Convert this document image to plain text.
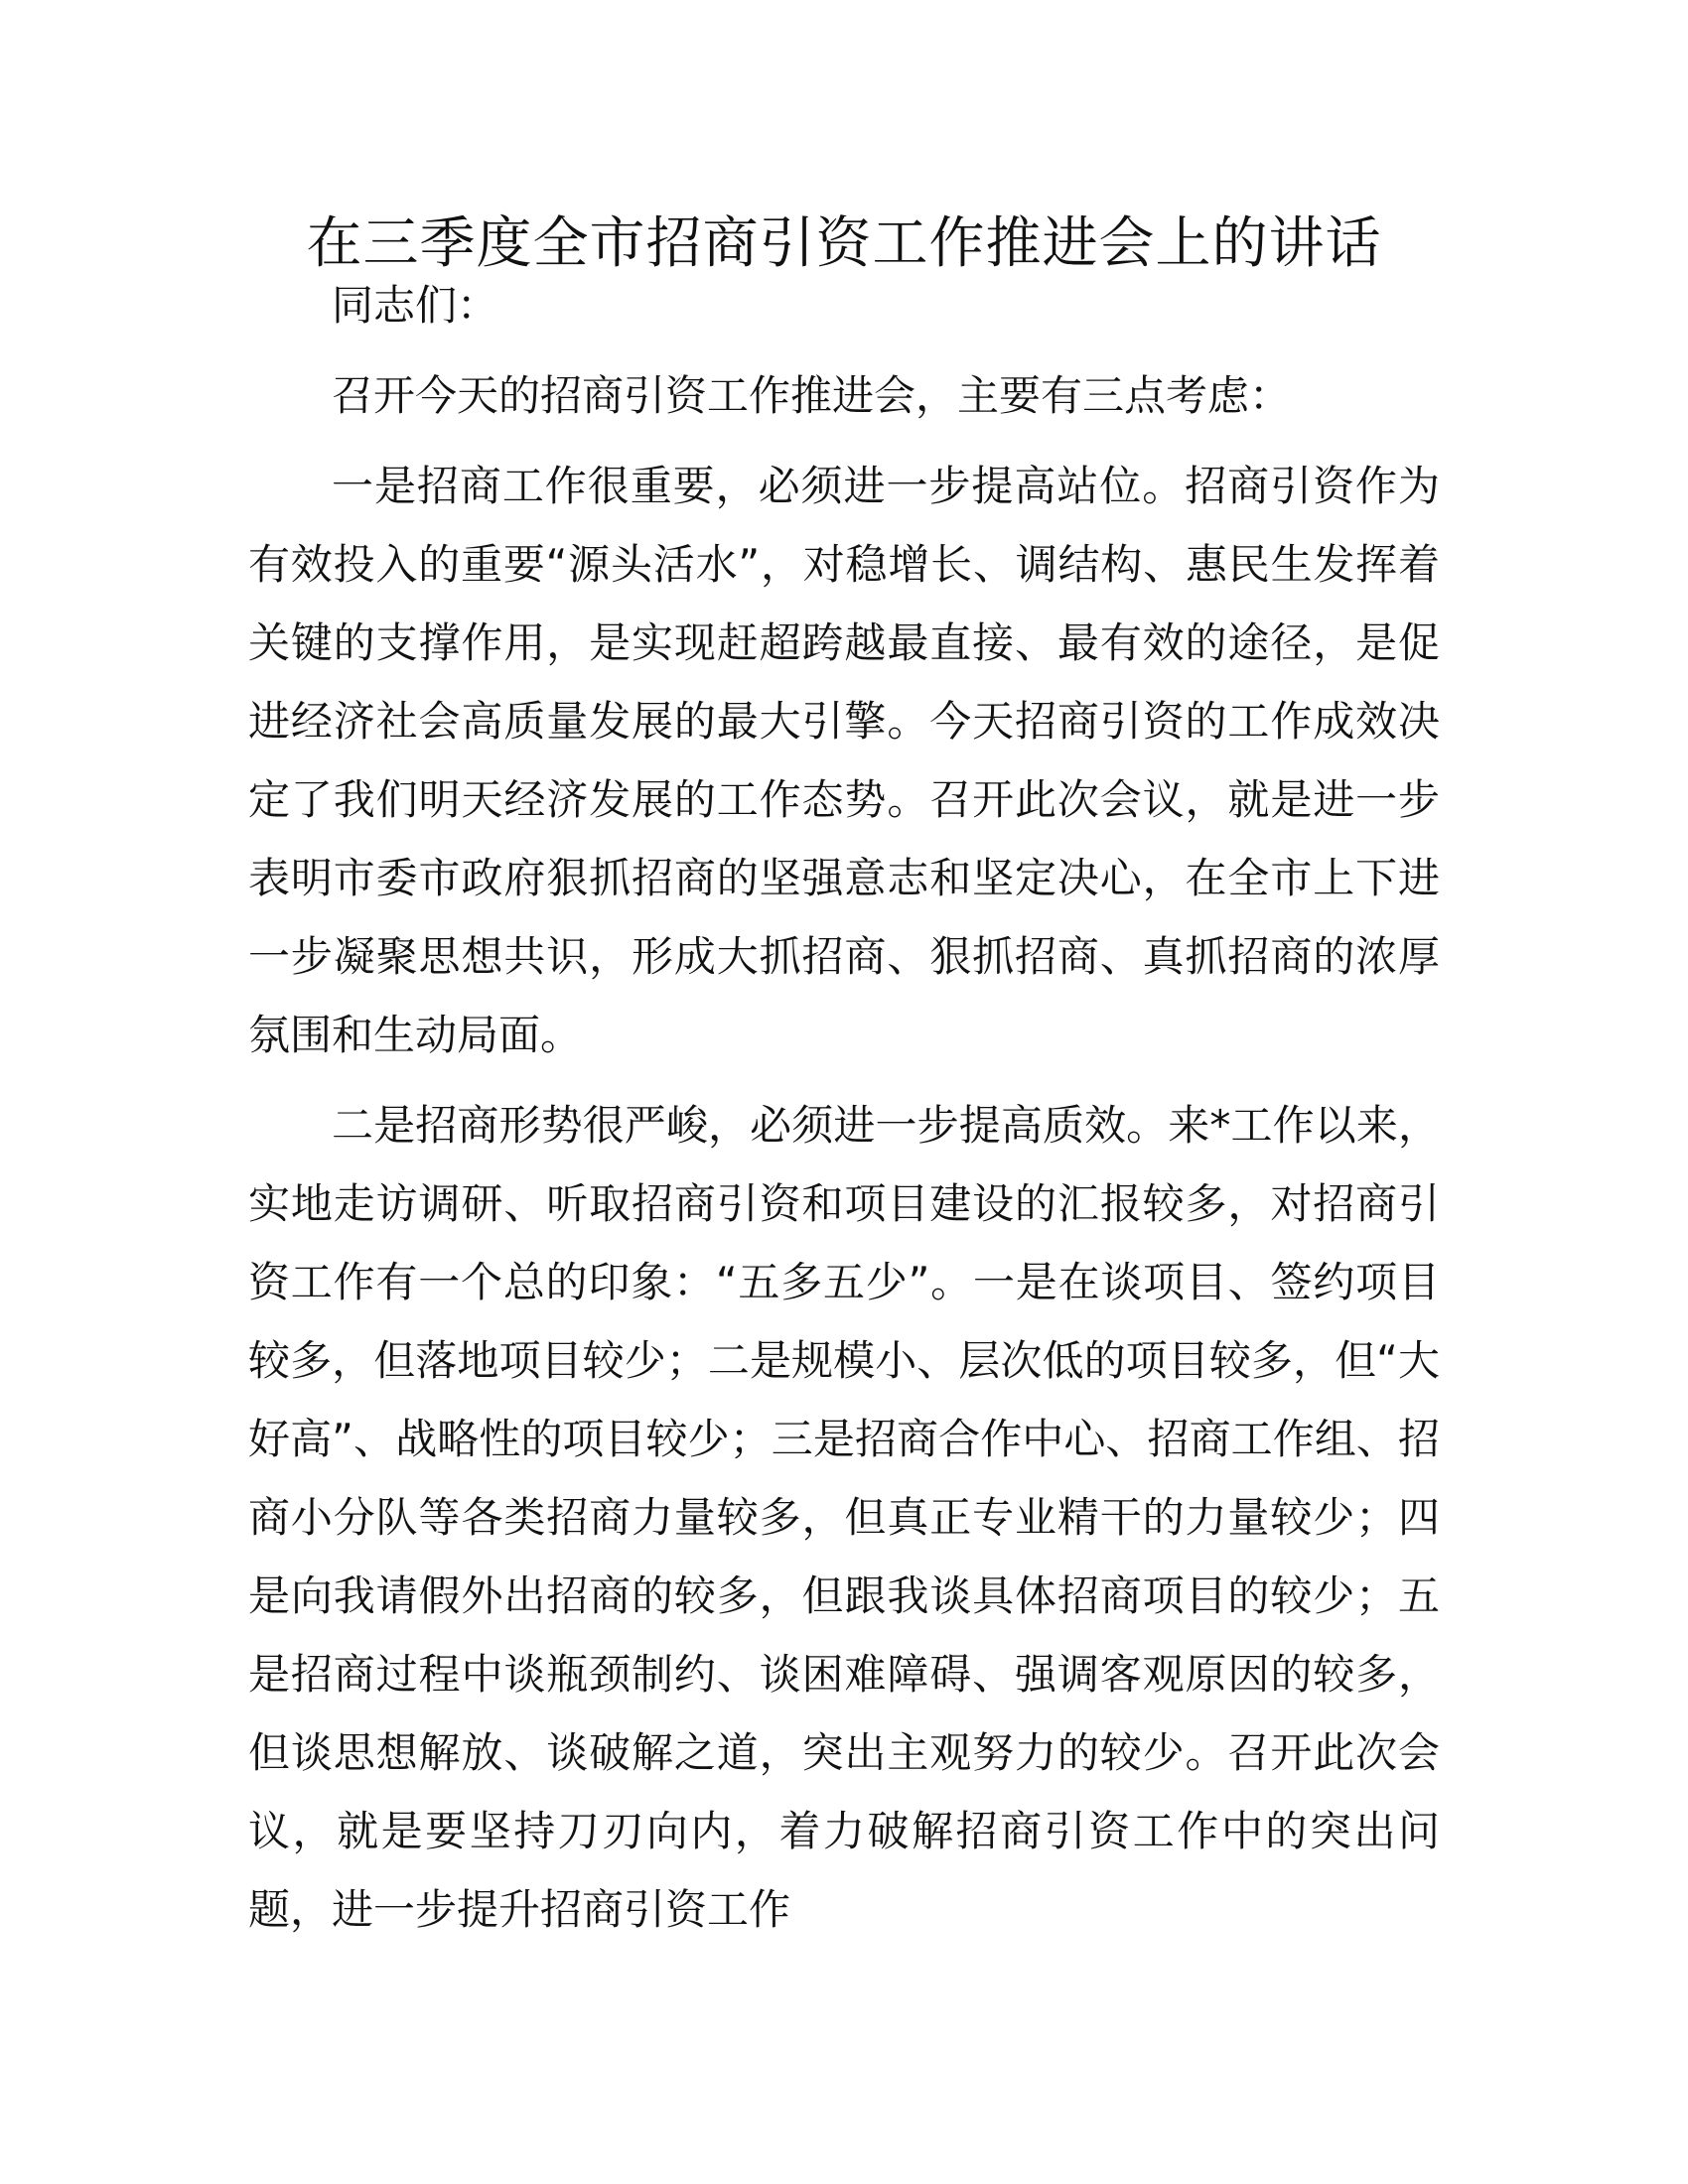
在三季度全市招商引资工作推进会上的讲话

同志们：

召开今天的招商引资工作推进会，主要有三点考虑：

一是招商工作很重要，必须进一步提高站位。招商引资作为有效投入的重要“源头活水”，对稳增长、调结构、惠民生发挥着关键的支撑作用，是实现赶超跨越最直接、最有效的途径，是促进经济社会高质量发展的最大引擎。今天招商引资的工作成效决定了我们明天经济发展的工作态势。召开此次会议，就是进一步表明市委市政府狠抓招商的坚强意志和坚定决心，在全市上下进一步凝聚思想共识，形成大抓招商、狠抓招商、真抓招商的浓厚氛围和生动局面。

二是招商形势很严峻，必须进一步提高质效。来*工作以来，实地走访调研、听取招商引资和项目建设的汇报较多，对招商引资工作有一个总的印象：“五多五少”。一是在谈项目、签约项目较多，但落地项目较少；二是规模小、层次低的项目较多，但“大好高”、战略性的项目较少；三是招商合作中心、招商工作组、招商小分队等各类招商力量较多，但真正专业精干的力量较少；四是向我请假外出招商的较多，但跟我谈具体招商项目的较少；五是招商过程中谈瓶颈制约、谈困难障碍、强调客观原因的较多，但谈思想解放、谈破解之道，突出主观努力的较少。召开此次会议，就是要坚持刀刃向内，着力破解招商引资工作中的突出问题，进一步提升招商引资工作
- - -
Scan the records for the string "召开此次会议". Copy each line in which it appears.

**RESULT FOR THIS EXERCISE**
一是招商工作很重要，必须进一步提高站位。招商引资作为有效投入的重要“源头活水”，对稳增长、调结构、惠民生发挥着关键的支撑作用，是实现赶超跨越最直接、最有效的途径，是促进经济社会高质量发展的最大引擎。今天招商引资的工作成效决定了我们明天经济发展的工作态势。召开此次会议，就是进一步表明市委市政府狠抓招商的坚强意志和坚定决心，在全市上下进一步凝聚思想共识，形成大抓招商、狠抓招商、真抓招商的浓厚氛围和生动局面。
二是招商形势很严峻，必须进一步提高质效。来*工作以来，实地走访调研、听取招商引资和项目建设的汇报较多，对招商引资工作有一个总的印象：“五多五少”。一是在谈项目、签约项目较多，但落地项目较少；二是规模小、层次低的项目较多，但“大好高”、战略性的项目较少；三是招商合作中心、招商工作组、招商小分队等各类招商力量较多，但真正专业精干的力量较少；四是向我请假外出招商的较多，但跟我谈具体招商项目的较少；五是招商过程中谈瓶颈制约、谈困难障碍、强调客观原因的较多，但谈思想解放、谈破解之道，突出主观努力的较少。召开此次会议，就是要坚持刀刃向内，着力破解招商引资工作中的突出问题，进一步提升招商引资工作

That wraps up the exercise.